Using the records below, count the lines with "JSON" in them. Give the number only.

━━ Listed entries

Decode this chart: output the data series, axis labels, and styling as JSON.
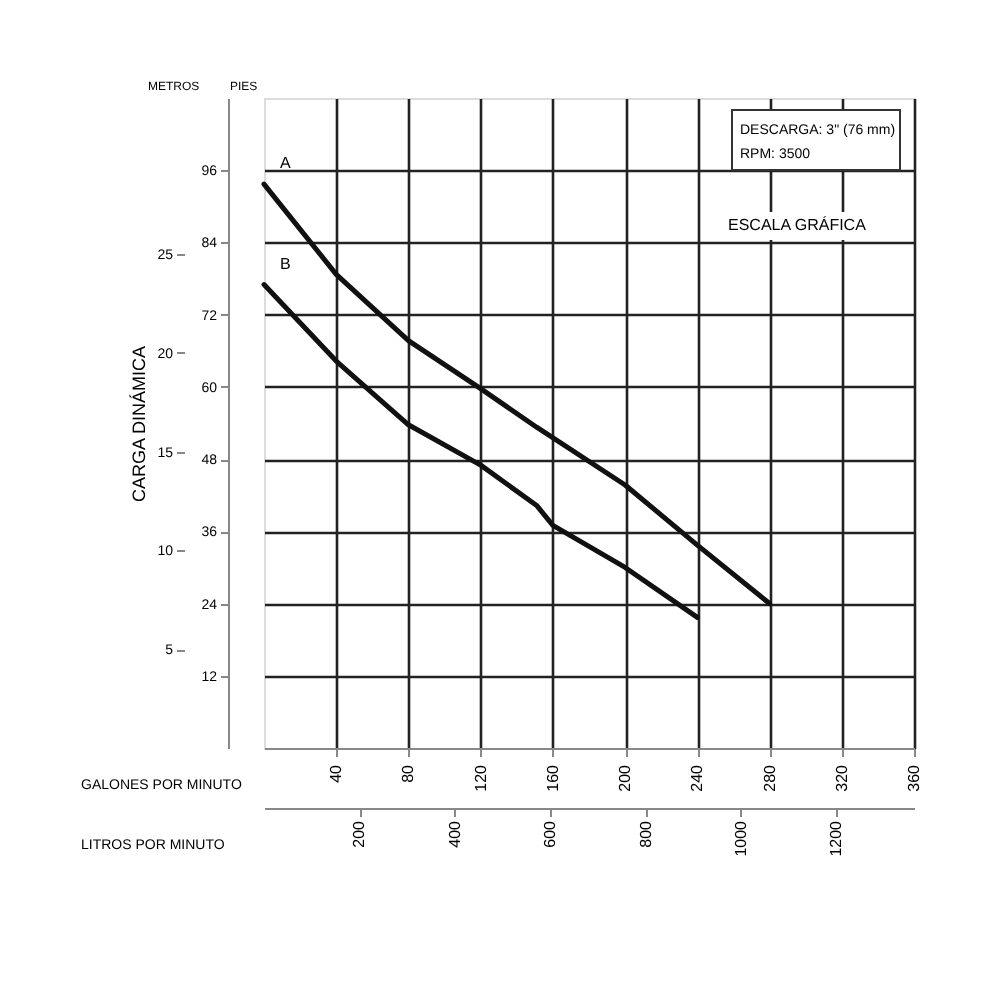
{
  "chart_data": {
    "type": "line",
    "xlabel": "GALONES POR MINUTO",
    "x2label": "LITROS POR MINUTO",
    "y2label": "CARGA DINÁMICA",
    "annotations": [
      "METROS",
      "PIES",
      "DESCARGA: 3\" (76 mm)",
      "RPM: 3500",
      "ESCALA GRÁFICA"
    ],
    "x": [
      0,
      40,
      80,
      120,
      151,
      200,
      240,
      280
    ],
    "series": [
      {
        "name": "A",
        "color": "#111111",
        "values": [
          93.7,
          78.7,
          67.7,
          59.7,
          53.3,
          43.7,
          33.7,
          24
        ]
      },
      {
        "name": "B",
        "color": "#111111",
        "x": [
          0,
          40,
          80,
          120,
          151,
          160,
          200,
          240
        ],
        "values": [
          77,
          64.3,
          53.7,
          47,
          40.3,
          37,
          30,
          21.7
        ]
      }
    ],
    "xlim": [
      0,
      360
    ],
    "xticks": [
      40,
      80,
      120,
      160,
      200,
      240,
      280,
      320,
      360
    ],
    "x2lim": [
      0,
      1363
    ],
    "x2ticks": [
      200,
      400,
      600,
      800,
      1000,
      1200
    ],
    "ylim": [
      0,
      108
    ],
    "yticks": [
      12,
      24,
      36,
      48,
      60,
      72,
      84,
      96
    ],
    "y2lim": [
      0,
      32.9
    ],
    "y2ticks": [
      5,
      10,
      15,
      20,
      25
    ],
    "grid": true,
    "legend": false,
    "marker": "none",
    "line_style": "solid"
  }
}
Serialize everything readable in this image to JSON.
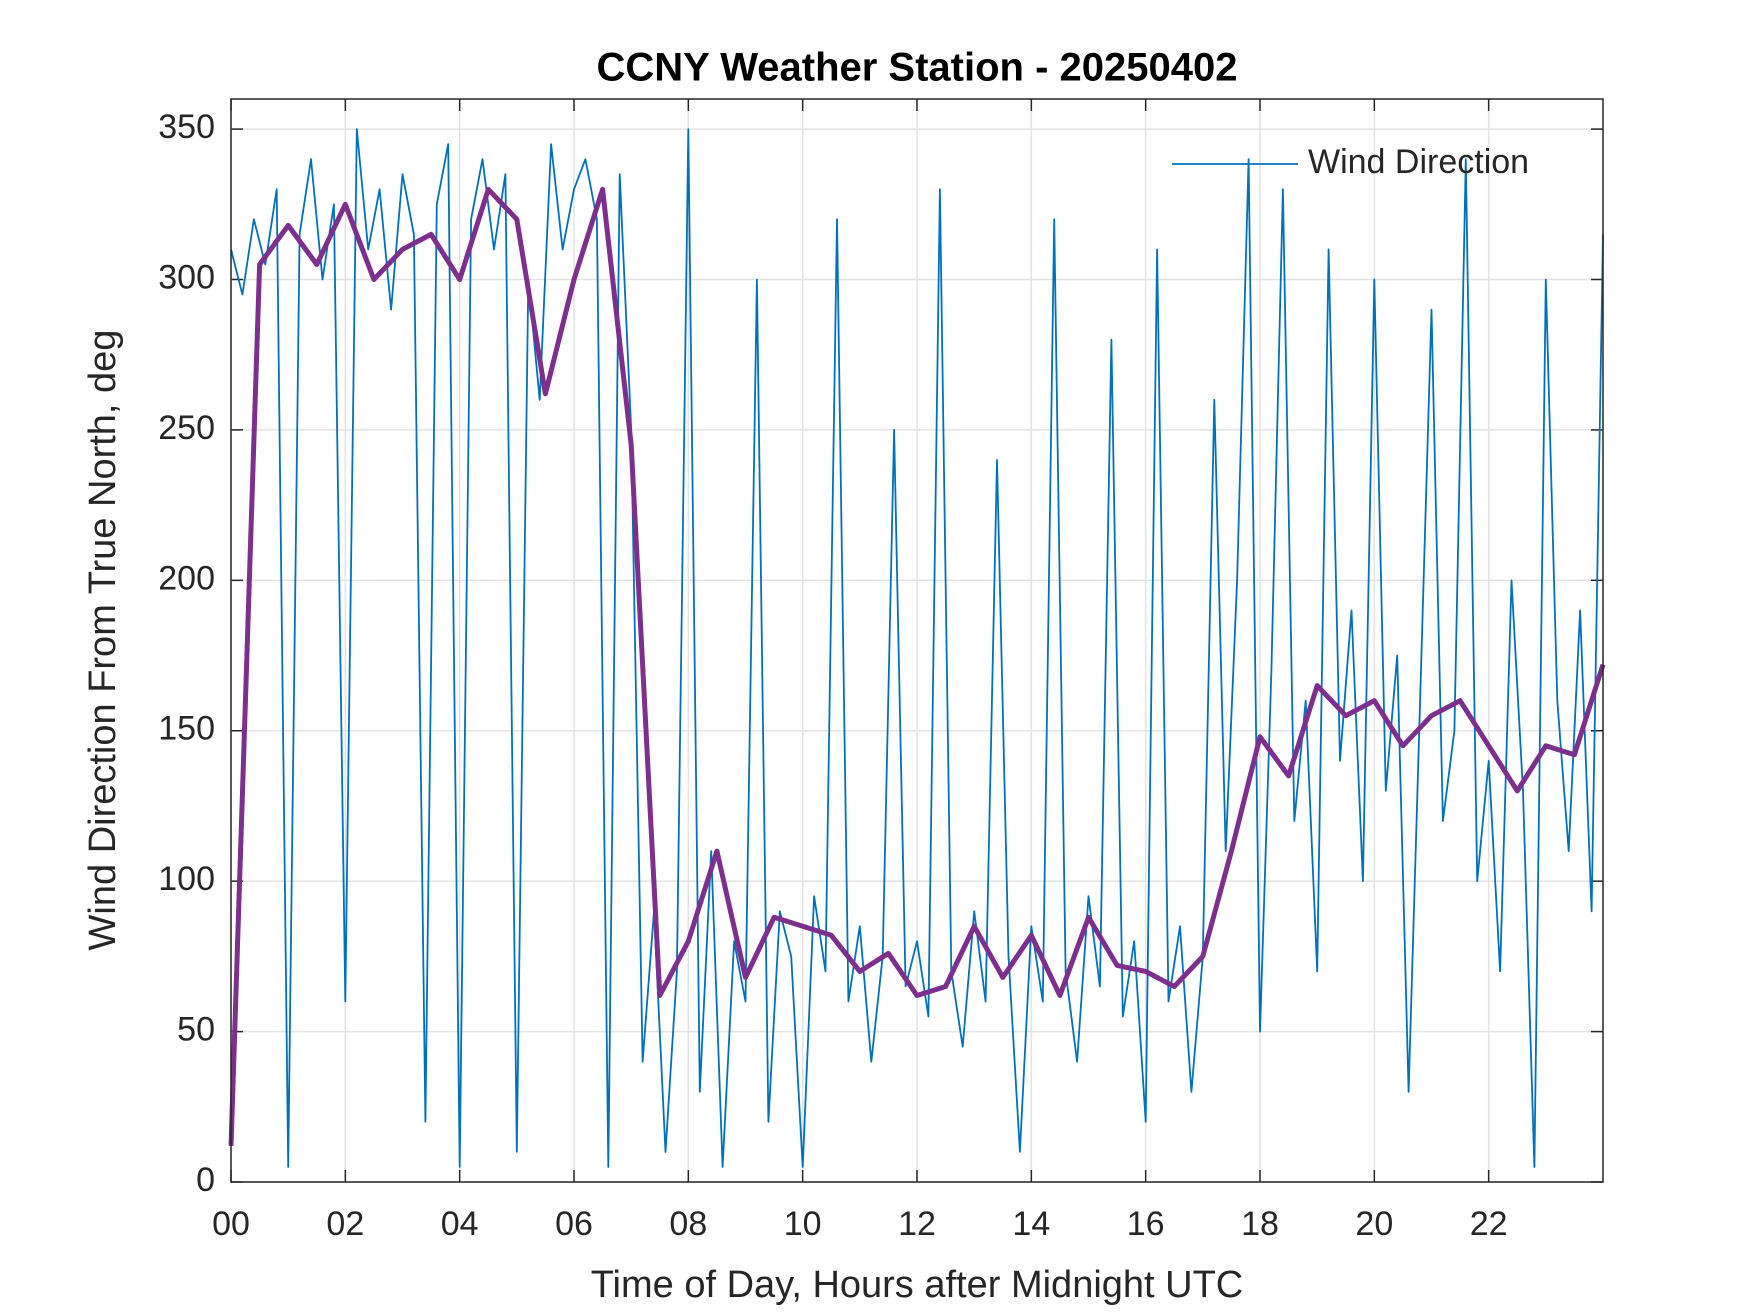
{
  "chart_data": {
    "type": "line",
    "title": "CCNY Weather Station - 20250402",
    "xlabel": "Time of Day, Hours after Midnight UTC",
    "ylabel": "Wind Direction From True North, deg",
    "xlim": [
      0,
      24
    ],
    "ylim": [
      0,
      360
    ],
    "xticks": [
      {
        "value": 0,
        "label": "00"
      },
      {
        "value": 2,
        "label": "02"
      },
      {
        "value": 4,
        "label": "04"
      },
      {
        "value": 6,
        "label": "06"
      },
      {
        "value": 8,
        "label": "08"
      },
      10,
      12,
      14,
      16,
      18,
      20,
      22
    ],
    "yticks": [
      0,
      50,
      100,
      150,
      200,
      250,
      300,
      350
    ],
    "grid": true,
    "legend": "upper-right",
    "series": [
      {
        "name": "Wind Direction",
        "color": "#0072bd",
        "x": [
          0,
          0.2,
          0.4,
          0.6,
          0.8,
          1,
          1.2,
          1.4,
          1.6,
          1.8,
          2,
          2.2,
          2.4,
          2.6,
          2.8,
          3,
          3.2,
          3.4,
          3.6,
          3.8,
          4,
          4.2,
          4.4,
          4.6,
          4.8,
          5,
          5.2,
          5.4,
          5.6,
          5.8,
          6,
          6.2,
          6.4,
          6.6,
          6.8,
          7,
          7.2,
          7.4,
          7.6,
          7.8,
          8,
          8.2,
          8.4,
          8.6,
          8.8,
          9,
          9.2,
          9.4,
          9.6,
          9.8,
          10,
          10.2,
          10.4,
          10.6,
          10.8,
          11,
          11.2,
          11.4,
          11.6,
          11.8,
          12,
          12.2,
          12.4,
          12.6,
          12.8,
          13,
          13.2,
          13.4,
          13.6,
          13.8,
          14,
          14.2,
          14.4,
          14.6,
          14.8,
          15,
          15.2,
          15.4,
          15.6,
          15.8,
          16,
          16.2,
          16.4,
          16.6,
          16.8,
          17,
          17.2,
          17.4,
          17.6,
          17.8,
          18,
          18.2,
          18.4,
          18.6,
          18.8,
          19,
          19.2,
          19.4,
          19.6,
          19.8,
          20,
          20.2,
          20.4,
          20.6,
          20.8,
          21,
          21.2,
          21.4,
          21.6,
          21.8,
          22,
          22.2,
          22.4,
          22.6,
          22.8,
          23,
          23.2,
          23.4,
          23.6,
          23.8,
          24
        ],
        "values": [
          310,
          295,
          320,
          305,
          330,
          5,
          315,
          340,
          300,
          325,
          60,
          350,
          310,
          330,
          290,
          335,
          315,
          20,
          325,
          345,
          5,
          320,
          340,
          310,
          335,
          10,
          300,
          260,
          345,
          310,
          330,
          340,
          320,
          5,
          335,
          250,
          40,
          90,
          10,
          70,
          350,
          30,
          110,
          5,
          80,
          60,
          300,
          20,
          90,
          75,
          5,
          95,
          70,
          320,
          60,
          85,
          40,
          75,
          250,
          65,
          80,
          55,
          330,
          70,
          45,
          90,
          60,
          240,
          75,
          10,
          85,
          60,
          320,
          70,
          40,
          95,
          65,
          280,
          55,
          80,
          20,
          310,
          60,
          85,
          30,
          75,
          260,
          110,
          200,
          340,
          50,
          170,
          330,
          120,
          160,
          70,
          310,
          140,
          190,
          100,
          300,
          130,
          175,
          30,
          160,
          290,
          120,
          150,
          340,
          100,
          140,
          70,
          200,
          130,
          5,
          300,
          160,
          110,
          190,
          90,
          315
        ]
      },
      {
        "color": "#7e2f8e",
        "x": [
          0,
          0.5,
          1,
          1.5,
          2,
          2.5,
          3,
          3.5,
          4,
          4.5,
          5,
          5.5,
          6,
          6.5,
          7,
          7.5,
          8,
          8.5,
          9,
          9.5,
          10,
          10.5,
          11,
          11.5,
          12,
          12.5,
          13,
          13.5,
          14,
          14.5,
          15,
          15.5,
          16,
          16.5,
          17,
          17.5,
          18,
          18.5,
          19,
          19.5,
          20,
          20.5,
          21,
          21.5,
          22,
          22.5,
          23,
          23.5,
          24
        ],
        "values": [
          12,
          305,
          318,
          305,
          325,
          300,
          310,
          315,
          300,
          330,
          320,
          262,
          300,
          330,
          245,
          62,
          80,
          110,
          68,
          88,
          85,
          82,
          70,
          76,
          62,
          65,
          85,
          68,
          82,
          62,
          88,
          72,
          70,
          65,
          75,
          110,
          148,
          135,
          165,
          155,
          160,
          145,
          155,
          160,
          145,
          130,
          145,
          142,
          172
        ]
      }
    ]
  }
}
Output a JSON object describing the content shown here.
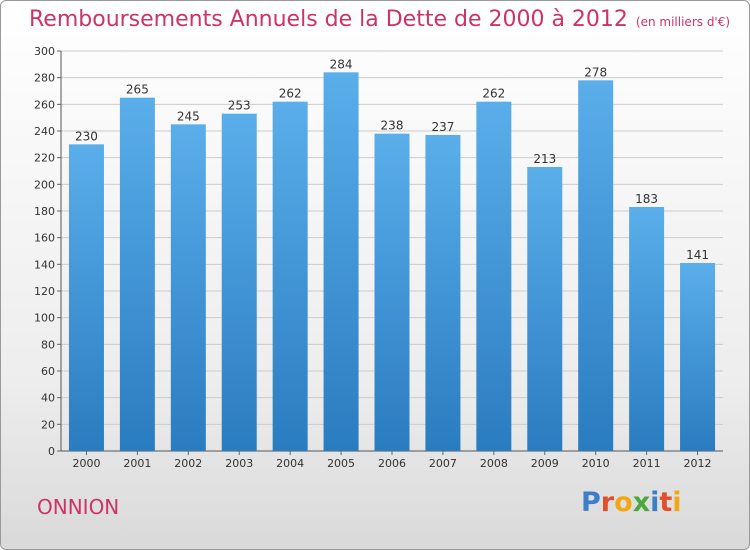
{
  "header": {
    "title": "Remboursements Annuels de la Dette de 2000 à 2012",
    "unit": "(en milliers d'€)"
  },
  "footer": {
    "town": "ONNION",
    "logo": "Proxiti"
  },
  "colors": {
    "title": "#cc3366",
    "bar_top": "#5aaeea",
    "bar_bottom": "#2a7cc0",
    "grid": "#cccccc",
    "logo_letters": [
      "#3c7ec8",
      "#e04e2a",
      "#f2a814",
      "#4aa83c",
      "#3c7ec8",
      "#e04e2a",
      "#f2a814"
    ]
  },
  "chart_data": {
    "type": "bar",
    "title": "Remboursements Annuels de la Dette de 2000 à 2012",
    "xlabel": "",
    "ylabel": "(en milliers d'€)",
    "categories": [
      "2000",
      "2001",
      "2002",
      "2003",
      "2004",
      "2005",
      "2006",
      "2007",
      "2008",
      "2009",
      "2010",
      "2011",
      "2012"
    ],
    "values": [
      230,
      265,
      245,
      253,
      262,
      284,
      238,
      237,
      262,
      213,
      278,
      183,
      141
    ],
    "ylim": [
      0,
      300
    ],
    "yticks": [
      0,
      20,
      40,
      60,
      80,
      100,
      120,
      140,
      160,
      180,
      200,
      220,
      240,
      260,
      280,
      300
    ],
    "grid": true
  }
}
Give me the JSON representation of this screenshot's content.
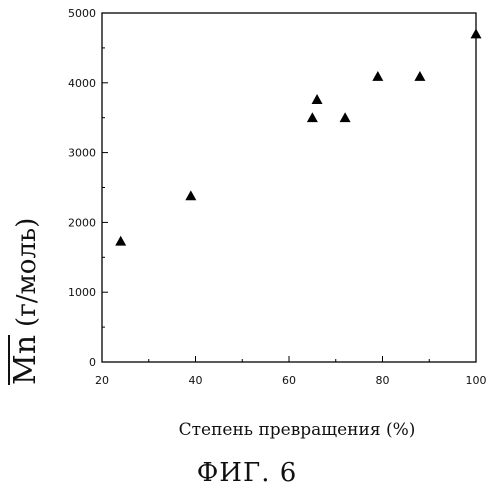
{
  "chart_data": {
    "type": "scatter",
    "title": "",
    "xlabel": "Степень превращения (%)",
    "ylabel_symbol": "Mn",
    "ylabel_unit": "(г/моль)",
    "xlim": [
      20,
      100
    ],
    "ylim": [
      0,
      5000
    ],
    "xticks": [
      20,
      40,
      60,
      80,
      100
    ],
    "yticks": [
      0,
      1000,
      2000,
      3000,
      4000,
      5000
    ],
    "marker": "triangle",
    "grid": false,
    "points": [
      {
        "x": 24,
        "y": 1730
      },
      {
        "x": 39,
        "y": 2380
      },
      {
        "x": 65,
        "y": 3500
      },
      {
        "x": 66,
        "y": 3760
      },
      {
        "x": 72,
        "y": 3500
      },
      {
        "x": 79,
        "y": 4090
      },
      {
        "x": 88,
        "y": 4090
      },
      {
        "x": 100,
        "y": 4700
      }
    ]
  },
  "caption": "ФИГ. 6"
}
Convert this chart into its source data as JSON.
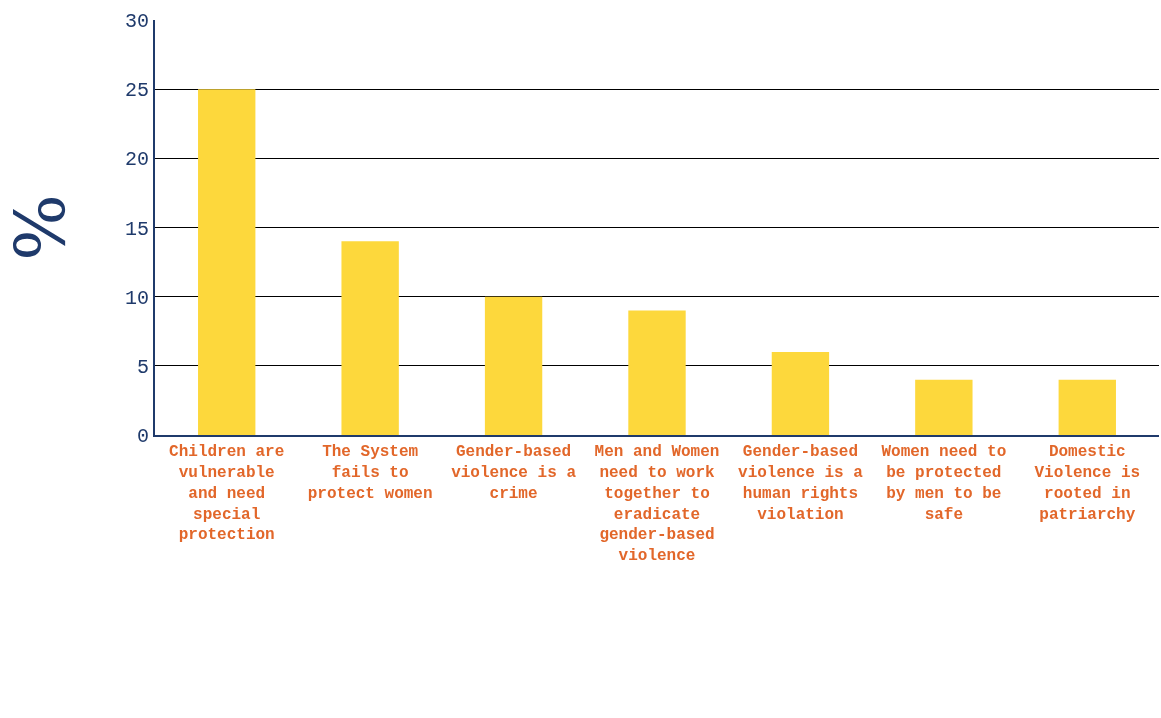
{
  "chart_data": {
    "type": "bar",
    "ylabel": "%",
    "categories": [
      "Children are vulnerable and need special protection",
      "The System fails to protect women",
      "Gender-based violence is a crime",
      "Men and Women need to work together to eradicate gender-based violence",
      "Gender-based violence is a human rights violation",
      "Women need to be protected by men to be safe",
      "Domestic Violence is rooted in patriarchy"
    ],
    "values": [
      25,
      14,
      10,
      9,
      6,
      4,
      4
    ],
    "color": "#fdd83c",
    "ylim": [
      0,
      30
    ],
    "yticks": [
      0,
      5,
      10,
      15,
      20,
      25,
      30
    ],
    "grid": "y"
  }
}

━━━━

▸ **Task solution**:
5